#### 文档节选:

################

②解决window.navigator.webdriver的方法可以通过:

option = webdriver.ChromeOptions()
   option.add_experimental_option('excludeSwitches', ['enable-automation']) #这里去掉window.navigator.webdriver的特性

def start_requests(self):
    option = webdriver.ChromeOptions()
    option.add_experimental_option('excludeSwitches', ['enable-automation'])  # 这里去掉window.navigator.webdriver的特性
    browser = webdriver.Chrome(executable_path="C:/Program Files (x86)/Google/Chrome/Application/chromedriver.exe",options=option)

ctrl+a选中后再输入,避免重复输入

from selenium.webdriver.common.keys import Keys

browser.find_element_by_xpath('//*[@id="root"]/div/main/div/div/div/div[1]/div/form/div[2]/div/label/input').send_keys(Keys.CONTROL+"a")

安装mouse模块获取坐标位置

安装mouse模块获取坐标位置pip install mouse

from mouse import move,click

move(895,603)
click()

输出cookies信息到文本中

def start_requests(self):
    option = webdriver.ChromeOptions()
    option.add_experimental_option('excludeSwitches', ['enable-automation'])  # 这里去掉window.navigator.webdriver的特性
    browser = webdriver.Chrome(executable_path="C:/Program Files (x86)/Google/Chrome/Application/chromedriver.exe",options=option)
    browser.get("https://www.zhihu.com/signin")

    cookies = browser.get_cookies()
    import pickle

    #以二进制格式打开一个文件用于读写。如果该文件已存在则打开文件,并从开头开始编辑,即原有内容会被删除。如果该文件不存在,创建新文件。
    pickle.dump(cookies,open("C:/Users/yjw55/ArticleSpider/ArticleSpider/cookies/zhihu.cookie","wb+"))
    cookie_dic = {}
    for cookie in cookies:
        cookie_dic[cookie["name"]] = cookie["value"]
    return [scrapy.Request(url=self.start_urls[0],dont_filter=True,cookies=cookie_dic)]

关于settings的一些配置

①scrapy中的cookies参数详解
COOKIES_ENABLED

  • 默认: True
  • 是否启用cookiesmiddleware。如果关闭,cookies将不会发送给web server。

COOKIES_DEBUG

  • 默认: False
  • 如果启用,Scrapy将记录所有在request(cookie 请求头)发送的cookies及response接收到的cookies(set-cookie接收头)

USER_AGENT请求头设置

# Crawl responsibly by identifying yourself (and your website) on the user-agent
USER_AGENT = "Mozilla/4.0 (compatible; MSIE 6.0; Windows NT 5.1; SV1; AcooBrowser; .NET CLR 1.1.4322; .NET CLR 2.0.50727)"

DOWNLOADER_MIDDLEWARES = {
    'scrapy.downloadermiddlewares.useragent.UserAgentMiddleware': 3,
}

读取cookies信息到selenium

cookies = browser.get_cookies()

################

#### 数据摘录:
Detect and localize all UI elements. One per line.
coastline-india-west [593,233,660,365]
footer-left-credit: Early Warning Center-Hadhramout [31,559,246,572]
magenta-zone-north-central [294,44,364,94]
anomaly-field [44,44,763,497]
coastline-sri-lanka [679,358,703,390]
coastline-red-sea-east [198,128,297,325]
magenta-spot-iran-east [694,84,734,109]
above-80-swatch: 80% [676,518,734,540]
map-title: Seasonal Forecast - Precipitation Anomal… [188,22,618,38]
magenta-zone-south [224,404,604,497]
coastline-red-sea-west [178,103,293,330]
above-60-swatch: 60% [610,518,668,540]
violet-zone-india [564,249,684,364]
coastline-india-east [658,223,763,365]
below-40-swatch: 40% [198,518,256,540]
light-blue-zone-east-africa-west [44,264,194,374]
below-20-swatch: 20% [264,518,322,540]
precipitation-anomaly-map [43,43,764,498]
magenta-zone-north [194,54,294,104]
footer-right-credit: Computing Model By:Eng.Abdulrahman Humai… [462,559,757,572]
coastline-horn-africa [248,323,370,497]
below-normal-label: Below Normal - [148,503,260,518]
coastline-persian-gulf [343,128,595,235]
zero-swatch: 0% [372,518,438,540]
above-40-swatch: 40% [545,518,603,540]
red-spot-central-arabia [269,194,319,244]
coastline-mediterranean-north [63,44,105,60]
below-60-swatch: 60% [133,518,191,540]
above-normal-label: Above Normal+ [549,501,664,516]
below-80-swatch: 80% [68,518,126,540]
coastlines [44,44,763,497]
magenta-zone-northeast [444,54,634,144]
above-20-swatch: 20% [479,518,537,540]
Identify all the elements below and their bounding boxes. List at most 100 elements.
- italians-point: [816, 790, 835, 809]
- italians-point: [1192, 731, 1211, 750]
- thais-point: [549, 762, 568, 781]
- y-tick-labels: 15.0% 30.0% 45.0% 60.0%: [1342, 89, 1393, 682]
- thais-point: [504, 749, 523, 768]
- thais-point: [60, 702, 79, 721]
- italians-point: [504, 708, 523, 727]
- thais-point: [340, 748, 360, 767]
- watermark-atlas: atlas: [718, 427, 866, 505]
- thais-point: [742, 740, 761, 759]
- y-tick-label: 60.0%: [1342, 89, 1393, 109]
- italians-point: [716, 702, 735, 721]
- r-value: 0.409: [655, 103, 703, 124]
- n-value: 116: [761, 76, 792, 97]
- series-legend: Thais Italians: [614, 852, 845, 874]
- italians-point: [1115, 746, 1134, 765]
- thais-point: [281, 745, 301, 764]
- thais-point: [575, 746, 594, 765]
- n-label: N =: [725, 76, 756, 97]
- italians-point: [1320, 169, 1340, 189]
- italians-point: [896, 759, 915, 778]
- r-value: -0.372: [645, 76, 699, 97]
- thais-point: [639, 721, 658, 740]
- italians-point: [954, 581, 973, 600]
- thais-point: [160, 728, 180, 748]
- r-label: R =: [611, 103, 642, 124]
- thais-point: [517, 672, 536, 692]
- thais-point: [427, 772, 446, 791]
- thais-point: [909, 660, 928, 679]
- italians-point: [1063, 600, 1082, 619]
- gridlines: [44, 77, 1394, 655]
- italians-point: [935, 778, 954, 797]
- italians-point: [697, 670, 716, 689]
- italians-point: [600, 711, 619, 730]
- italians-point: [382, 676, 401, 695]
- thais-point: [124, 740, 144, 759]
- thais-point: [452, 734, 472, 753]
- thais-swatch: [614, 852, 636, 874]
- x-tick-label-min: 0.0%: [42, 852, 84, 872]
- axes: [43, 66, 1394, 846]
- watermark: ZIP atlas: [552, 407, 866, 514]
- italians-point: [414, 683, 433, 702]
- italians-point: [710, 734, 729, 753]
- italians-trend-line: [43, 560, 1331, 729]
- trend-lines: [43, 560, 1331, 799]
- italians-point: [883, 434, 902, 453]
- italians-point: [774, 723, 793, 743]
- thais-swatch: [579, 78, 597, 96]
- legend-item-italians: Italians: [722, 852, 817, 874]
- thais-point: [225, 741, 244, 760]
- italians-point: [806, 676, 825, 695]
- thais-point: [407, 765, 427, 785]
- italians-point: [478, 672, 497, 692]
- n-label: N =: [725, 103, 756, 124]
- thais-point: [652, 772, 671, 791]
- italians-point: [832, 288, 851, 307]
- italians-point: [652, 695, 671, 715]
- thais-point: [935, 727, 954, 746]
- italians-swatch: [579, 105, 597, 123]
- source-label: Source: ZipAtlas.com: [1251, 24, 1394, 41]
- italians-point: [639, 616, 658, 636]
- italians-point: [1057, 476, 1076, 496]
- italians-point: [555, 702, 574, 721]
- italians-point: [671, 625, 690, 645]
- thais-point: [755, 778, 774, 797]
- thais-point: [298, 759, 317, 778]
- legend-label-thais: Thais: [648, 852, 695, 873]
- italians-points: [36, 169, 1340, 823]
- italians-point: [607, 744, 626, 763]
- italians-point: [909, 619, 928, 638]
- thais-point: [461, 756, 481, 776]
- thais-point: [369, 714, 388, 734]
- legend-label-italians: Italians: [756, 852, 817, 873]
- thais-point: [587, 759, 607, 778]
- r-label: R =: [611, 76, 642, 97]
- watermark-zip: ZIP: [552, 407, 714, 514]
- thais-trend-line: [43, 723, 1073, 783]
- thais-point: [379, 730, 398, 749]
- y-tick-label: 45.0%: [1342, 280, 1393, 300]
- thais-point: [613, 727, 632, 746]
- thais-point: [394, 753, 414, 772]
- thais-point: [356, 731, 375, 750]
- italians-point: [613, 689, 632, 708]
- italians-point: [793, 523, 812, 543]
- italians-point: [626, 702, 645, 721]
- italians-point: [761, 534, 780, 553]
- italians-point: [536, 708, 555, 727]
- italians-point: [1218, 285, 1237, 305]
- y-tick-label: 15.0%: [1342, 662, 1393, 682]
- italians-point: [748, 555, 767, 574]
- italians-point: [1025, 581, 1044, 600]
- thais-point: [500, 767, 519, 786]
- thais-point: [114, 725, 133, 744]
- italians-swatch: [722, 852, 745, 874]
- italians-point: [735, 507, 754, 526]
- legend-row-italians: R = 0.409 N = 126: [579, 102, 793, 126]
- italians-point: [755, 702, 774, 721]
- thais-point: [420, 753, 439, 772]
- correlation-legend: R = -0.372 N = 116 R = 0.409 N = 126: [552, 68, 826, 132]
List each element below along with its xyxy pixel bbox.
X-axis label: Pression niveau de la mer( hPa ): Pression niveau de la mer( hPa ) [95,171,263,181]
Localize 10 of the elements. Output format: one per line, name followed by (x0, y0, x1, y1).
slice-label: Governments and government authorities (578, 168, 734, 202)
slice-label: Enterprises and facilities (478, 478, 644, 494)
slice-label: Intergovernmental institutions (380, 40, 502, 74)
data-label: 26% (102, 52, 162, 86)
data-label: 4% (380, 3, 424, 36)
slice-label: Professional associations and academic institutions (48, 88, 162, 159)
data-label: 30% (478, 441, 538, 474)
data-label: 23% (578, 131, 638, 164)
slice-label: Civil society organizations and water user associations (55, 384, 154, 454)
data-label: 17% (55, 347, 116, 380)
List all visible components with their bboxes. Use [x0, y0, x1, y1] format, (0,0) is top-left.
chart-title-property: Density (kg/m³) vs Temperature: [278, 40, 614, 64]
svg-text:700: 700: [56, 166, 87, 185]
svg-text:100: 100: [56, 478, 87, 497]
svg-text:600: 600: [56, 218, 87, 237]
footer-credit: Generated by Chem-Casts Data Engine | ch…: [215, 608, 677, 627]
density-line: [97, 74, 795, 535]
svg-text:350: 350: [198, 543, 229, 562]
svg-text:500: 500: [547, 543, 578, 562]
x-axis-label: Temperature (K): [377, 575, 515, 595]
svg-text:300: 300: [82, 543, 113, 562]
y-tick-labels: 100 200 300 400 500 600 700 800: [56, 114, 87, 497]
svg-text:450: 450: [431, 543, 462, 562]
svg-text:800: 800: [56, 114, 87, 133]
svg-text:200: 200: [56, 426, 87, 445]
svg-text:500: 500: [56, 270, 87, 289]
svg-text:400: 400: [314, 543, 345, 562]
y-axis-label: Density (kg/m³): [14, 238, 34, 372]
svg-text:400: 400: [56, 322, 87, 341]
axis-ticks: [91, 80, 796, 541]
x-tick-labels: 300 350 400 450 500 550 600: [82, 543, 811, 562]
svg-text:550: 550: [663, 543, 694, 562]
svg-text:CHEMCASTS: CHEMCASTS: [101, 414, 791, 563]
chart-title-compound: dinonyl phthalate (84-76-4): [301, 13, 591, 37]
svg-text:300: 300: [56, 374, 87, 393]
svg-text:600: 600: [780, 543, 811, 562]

################

#### 任务目标 1:
请改写 Selenium 与 Scrapy 笔记中从“ctrl+a选中后再输入,避免重复输入”到“move(895,603)”的这一段，把其中的“坐标位置”一律换成“鼠标坐标”。
#### 任务目标 2:
根据 Selenium 与 Scrapy 笔记，判断下列说法是否正确。对每一项回答“是”或“否”，并一字不差地引用原文中起决定作用的文字。
(a) COOKIES_ENABLED 的默认值为 False。
(b) 启用 COOKIES_DEBUG 后，Scrapy 会记录请求发送的 cookies 和响应接收到的 cookies。
(c) 安装 mouse 模块的命令是 pip install mouse。
#### 任务目标 3:
请接着 Selenium 与 Scrapy 笔记的最后一行往下续写。
列表是单独的材料，与 Selenium 与 Scrapy 笔记互不相关。

#### 练习结果 1:
ctrl+a选中后再输入,避免重复输入

from selenium.webdriver.common.keys import Keys

browser.find_element_by_xpath('//*[@id="root"]/div/main/div/div/div/div[1]/div/form/div[2]/div/label/input').send_keys(Keys.CONTROL+"a")

安装mouse模块获取鼠标坐标

安装mouse模块获取鼠标坐标pip install mouse

from mouse import move,click

move(895,603)

#### 练习结果 2:
(a) 否。原文为：“默认: True”。
(b) 是。原文为：“如果启用,Scrapy将记录所有在request(cookie 请求头)发送的cookies及response接收到的cookies(set-cookie接收头)”。
(c) 是。原文为：“安装mouse模块获取坐标位置pip install mouse”。

#### 练习结果 3:
import pickle

pickle.load(cookies,open("C:/Users/yjw55/ArticleSpider/ArticleSpider/cookies/zhihu.cookie","rb"))

知乎倒立文字识别

在项目根目录下执行pip install -i https://pypi.doubanio.com/simple/ -r requirements.txt
(使用豆瓣源安装)

将倒立文字的坐标轴纠正成容易理解的方式:

from zheye import zheye

z = zheye()
positions = z.Recognize('zhihu_image/captcha.gif')

last_positions = []
if len(positions) == 2:
    if positions[0][1] > positions[1][1]:
        last_positions.append([positions[1][1], positions[1][0]])
        last_positions.append([positions[0][1], positions[0][0]])
    else:
        last_positions.append([positions[0][1], positions[0][0]])
        last_positions.append([positions[1][1], positions[1][0]])
else:
    last_positions.append([positions[0][1],positions[0][0]])

print(last_positions)

selenium自动识别验证码完成模拟登录


def start_requests(self):
    from selenium import webdriver
    from selenium.webdriver.common.action_chains import ActionChains
    from selenium.webdriver.chrome.options import Options

    chrome_options = Options()
    chrome_options.add_argument("--disable-extensions")
    chrome_options.add_experimental_option("excludeSwitches",['enable-automation'])
    chrome_options.add_experimental_option("debuggerAddress", "127.0.0.1:9222")

    browser = webdriver.Chrome(executable_path="E:/chromedriver/chromedriver_win32/chromedriver.exe",  chrome_options=chrome_options)
    # browser = webdriver.Chrome(executable_path="E:/chromedriver/chromedriver_win32/chromedriver.exe")
    import time
    try:
        browser.maximize_window() #将窗口最大化防止定位错误
    except:
        pass
    browser.get("https://www.zhihu.com/signin")
    logo_element = browser.find_element_by_class_name("SignFlowHeader")
    # y_relative_coord = logo_element.location['y']
    #此处一定不要将浏览器放大 会造成高度获取失败!!!
    browser_navigation_panel_height = browser.execute_script('return window.outerHeight - window.innerHeight;')
    time.sleep(5)
    browser.find_element_by_css_selector(".SignFlow-accountInput.Input-wrapper input").send_keys(Keys.CONTROL + "a")
    browser.find_element_by_css_selector(".SignFlow-accountInput.Input-wrapper input").send_keys(
        "18782902568")

    browser.find_element_by_css_selector(".SignFlow-password input").send_keys(Keys.CONTROL + "a")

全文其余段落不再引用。